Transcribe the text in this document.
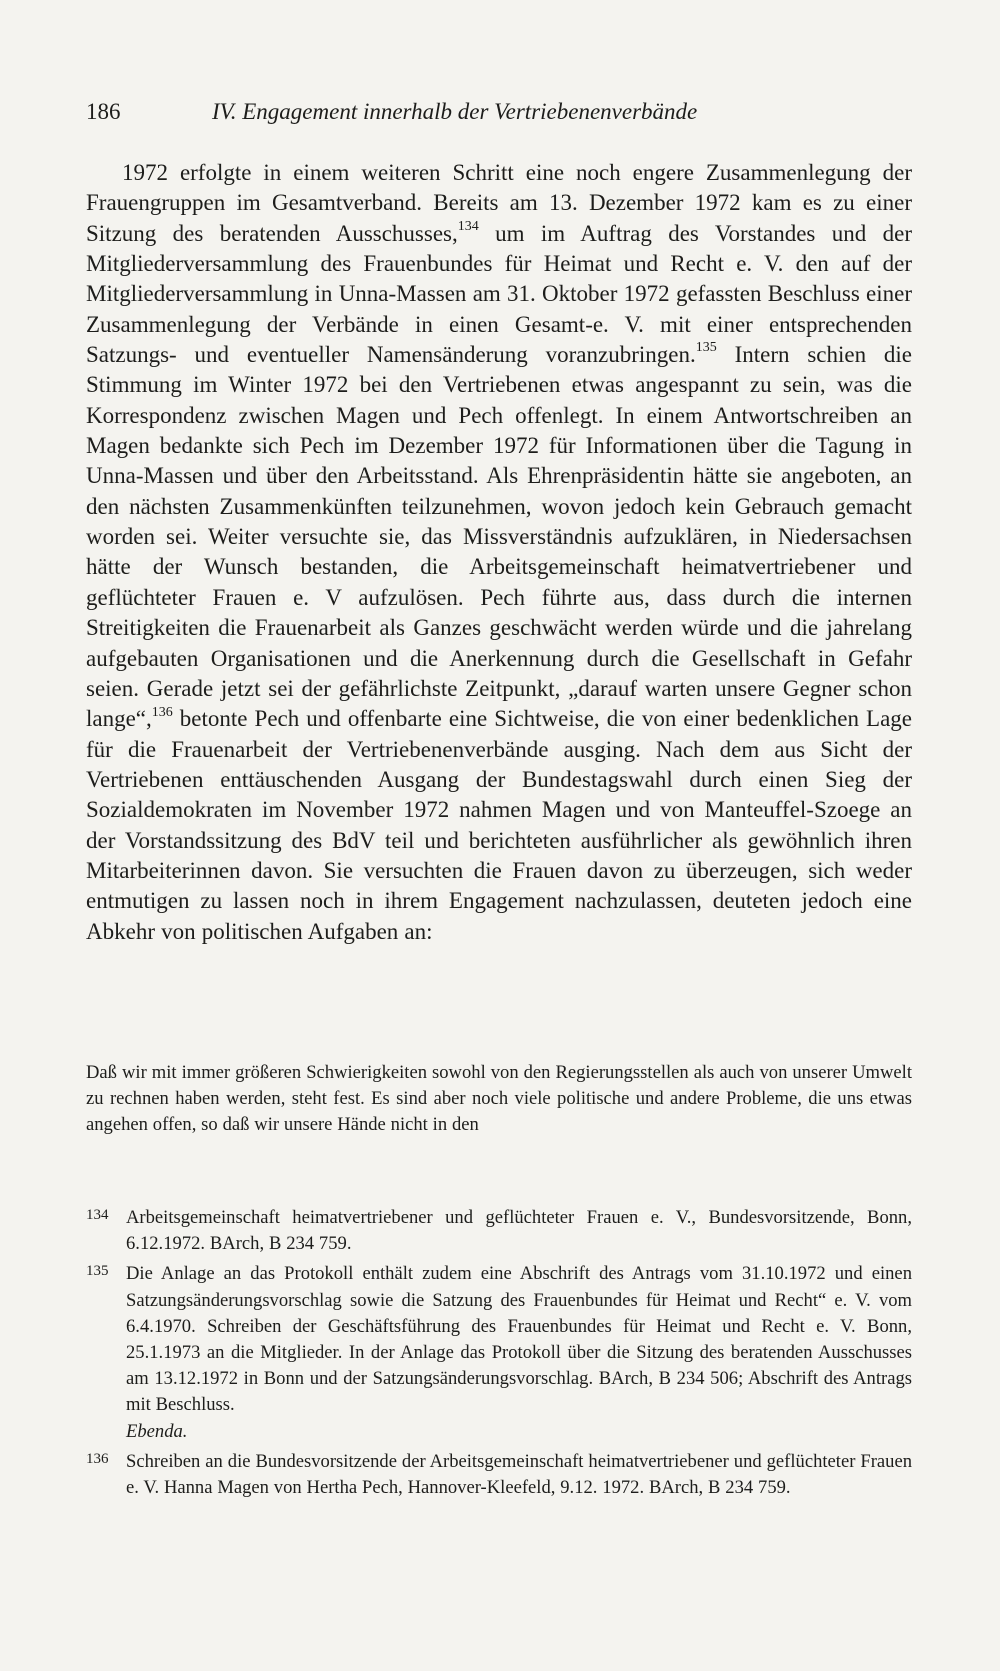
186	IV. Engagement innerhalb der Vertriebenenverbände

1972 erfolgte in einem weiteren Schritt eine noch engere Zusammenlegung der Frauengruppen im Gesamtverband. Bereits am 13. Dezember 1972 kam es zu einer Sitzung des beratenden Ausschusses,$^{134}$ um im Auftrag des Vorstandes und der Mitgliederversammlung des Frauenbundes für Heimat und Recht e. V. den auf der Mitgliederversammlung in Unna-Massen am 31. Oktober 1972 gefassten Beschluss einer Zusammenlegung der Verbände in einen Gesamt-e. V. mit einer entsprechenden Satzungs- und eventueller Namensänderung voranzubringen.$^{135}$ Intern schien die Stimmung im Winter 1972 bei den Vertriebenen etwas angespannt zu sein, was die Korrespondenz zwischen Magen und Pech offenlegt. In einem Antwortschreiben an Magen bedankte sich Pech im Dezember 1972 für Informationen über die Tagung in Unna-Massen und über den Arbeitsstand. Als Ehrenpräsidentin hätte sie angeboten, an den nächsten Zusammenkünften teilzunehmen, wovon jedoch kein Gebrauch gemacht worden sei. Weiter versuchte sie, das Missverständnis aufzuklären, in Niedersachsen hätte der Wunsch bestanden, die Arbeitsgemeinschaft heimatvertriebener und geflüchteter Frauen e. V aufzulösen. Pech führte aus, dass durch die internen Streitigkeiten die Frauenarbeit als Ganzes geschwächt werden würde und die jahrelang aufgebauten Organisationen und die Anerkennung durch die Gesellschaft in Gefahr seien. Gerade jetzt sei der gefährlichste Zeitpunkt, „darauf warten unsere Gegner schon lange“,$^{136}$ betonte Pech und offenbarte eine Sichtweise, die von einer bedenklichen Lage für die Frauenarbeit der Vertriebenenverbände ausging. Nach dem aus Sicht der Vertriebenen enttäuschenden Ausgang der Bundestagswahl durch einen Sieg der Sozialdemokraten im November 1972 nahmen Magen und von Manteuffel-Szoege an der Vorstandssitzung des BdV teil und berichteten ausführlicher als gewöhnlich ihren Mitarbeiterinnen davon. Sie versuchten die Frauen davon zu überzeugen, sich weder entmutigen zu lassen noch in ihrem Engagement nachzulassen, deuteten jedoch eine Abkehr von politischen Aufgaben an:

Daß wir mit immer größeren Schwierigkeiten sowohl von den Regierungsstellen als auch von unserer Umwelt zu rechnen haben werden, steht fest. Es sind aber noch viele politische und andere Probleme, die uns etwas angehen offen, so daß wir unsere Hände nicht in den

134 Arbeitsgemeinschaft heimatvertriebener und geflüchteter Frauen e. V., Bundesvorsitzende, Bonn, 6.12.1972. BArch, B 234 759.

135 Die Anlage an das Protokoll enthält zudem eine Abschrift des Antrags vom 31.10.1972 und einen Satzungsänderungsvorschlag sowie die Satzung des Frauenbundes für Heimat und Recht“ e. V. vom 6.4.1970. Schreiben der Geschäftsführung des Frauenbundes für Heimat und Recht e. V. Bonn, 25.1.1973 an die Mitglieder. In der Anlage das Protokoll über die Sitzung des beratenden Ausschusses am 13.12.1972 in Bonn und der Satzungsänderungsvorschlag. BArch, B 234 506; Abschrift des Antrags mit Beschluss.
Ebenda.

136 Schreiben an die Bundesvorsitzende der Arbeitsgemeinschaft heimatvertriebener und geflüchteter Frauen e. V. Hanna Magen von Hertha Pech, Hannover-Kleefeld, 9.12. 1972. BArch, B 234 759.
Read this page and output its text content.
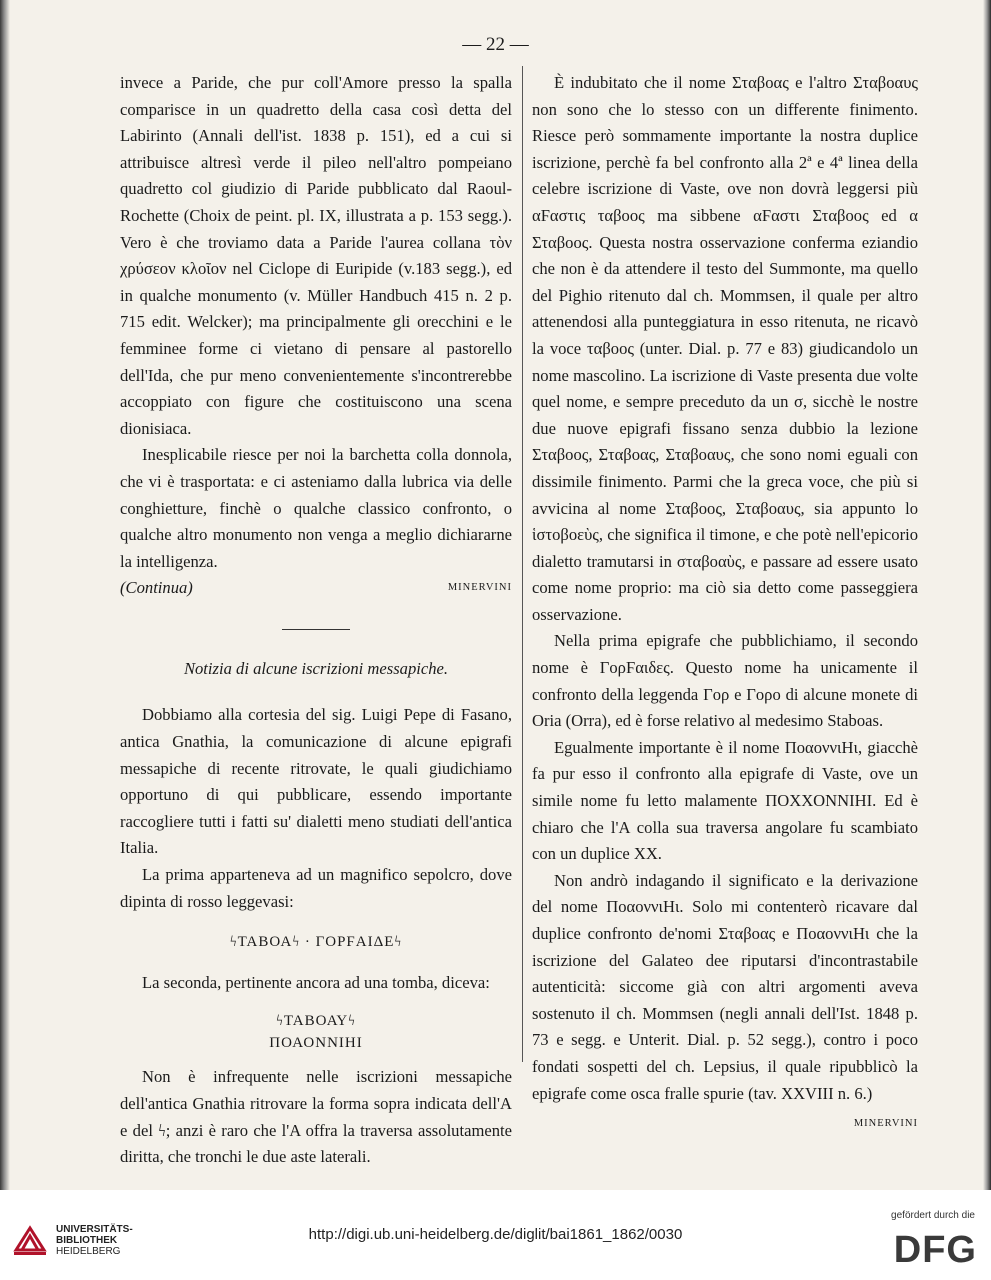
— 22 —

invece a Paride, che pur coll'Amore presso la spalla comparisce in un quadretto della casa così detta del Labirinto (Annali dell'ist. 1838 p. 151), ed a cui si attribuisce altresì verde il pileo nell'altro pompeiano quadretto col giudizio di Paride pubblicato dal Raoul-Rochette (Choix de peint. pl. IX, illustrata a p. 153 segg.). Vero è che troviamo data a Paride l'aurea collana τὸν χρύσεον κλοῖον nel Ciclope di Euripide (v.183 segg.), ed in qualche monumento (v. Müller Handbuch 415 n. 2 p. 715 edit. Welcker); ma principalmente gli orecchini e le femminee forme ci vietano di pensare al pastorello dell'Ida, che pur meno convenientemente s'incontrerebbe accoppiato con figure che costituiscono una scena dionisiaca.

Inesplicabile riesce per noi la barchetta colla donnola, che vi è trasportata: e ci asteniamo dalla lubrica via delle conghietture, finchè o qualche classico confronto, o qualche altro monumento non venga a meglio dichiararne la intelligenza.

(Continua)	MINERVINI
Notizia di alcune iscrizioni messapiche.

Dobbiamo alla cortesia del sig. Luigi Pepe di Fasano, antica Gnathia, la comunicazione di alcune epigrafi messapiche di recente ritrovate, le quali giudichiamo opportuno di qui pubblicare, essendo importante raccogliere tutti i fatti su' dialetti meno studiati dell'antica Italia.

La prima apparteneva ad un magnifico sepolcro, dove dipinta di rosso leggevasi:

ϟΤΑΒΟΑϟ · ΓΟΡϜΑΙΔΕϟ

La seconda, pertinente ancora ad una tomba, diceva:

ϟΤΑΒΟΑΥϟ
ΠΟΑΟΝΝΙΗΙ

Non è infrequente nelle iscrizioni messapiche dell'antica Gnathia ritrovare la forma sopra indicata dell'A e del ϟ; anzi è raro che l'A offra la traversa assolutamente diritta, che tronchi le due aste laterali.

È indubitato che il nome Σταβοας e l'altro Σταβοαυς non sono che lo stesso con un differente finimento. Riesce però sommamente importante la nostra duplice iscrizione, perchè fa bel confronto alla 2ª e 4ª linea della celebre iscrizione di Vaste, ove non dovrà leggersi più αϜαστις ταβοος ma sibbene αϜαστι Σταβοος ed α Σταβοος. Questa nostra osservazione conferma eziandio che non è da attendere il testo del Summonte, ma quello del Pighio ritenuto dal ch. Mommsen, il quale per altro attenendosi alla punteggiatura in esso ritenuta, ne ricavò la voce ταβοος (unter. Dial. p. 77 e 83) giudicandolo un nome mascolino. La iscrizione di Vaste presenta due volte quel nome, e sempre preceduto da un σ, sicchè le nostre due nuove epigrafi fissano senza dubbio la lezione Σταβοος, Σταβοας, Σταβοαυς, che sono nomi eguali con dissimile finimento. Parmi che la greca voce, che più si avvicina al nome Σταβοος, Σταβοαυς, sia appunto lo ἱστοβοεὺς, che significa il timone, e che potè nell'epicorio dialetto tramutarsi in σταβοαὺς, e passare ad essere usato come nome proprio: ma ciò sia detto come passeggiera osservazione.

Nella prima epigrafe che pubblichiamo, il secondo nome è ΓορϜαιδες. Questo nome ha unicamente il confronto della leggenda Γορ e Γορο di alcune monete di Oria (Orra), ed è forse relativo al medesimo Staboas.

Egualmente importante è il nome ΠοαοννιΗι, giacchè fa pur esso il confronto alla epigrafe di Vaste, ove un simile nome fu letto malamente ΠΟΧΧΟΝΝΙΗΙ. Ed è chiaro che l'A colla sua traversa angolare fu scambiato con un duplice XX.

Non andrò indagando il significato e la derivazione del nome ΠοαοννιΗι. Solo mi contenterò ricavare dal duplice confronto de'nomi Σταβοας e ΠοαοννιΗι che la iscrizione del Galateo dee riputarsi d'incontrastabile autenticità: siccome già con altri argomenti aveva sostenuto il ch. Mommsen (negli annali dell'Ist. 1848 p. 73 e segg. e Unterit. Dial. p. 52 segg.), contro i poco fondati sospetti del ch. Lepsius, il quale ripubblicò la epigrafe come osca fralle spurie (tav. XXVIII n. 6.)

MINERVINI
UNIVERSITÄTS-
BIBLIOTHEK
HEIDELBERG
http://digi.ub.uni-heidelberg.de/diglit/bai1861_1862/0030
gefördert durch die
DFG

_ _ _ _ _ _ _

_Set problem_
Your answer should be one number: how many lines of the listing include the word "text".

_Full solution_
2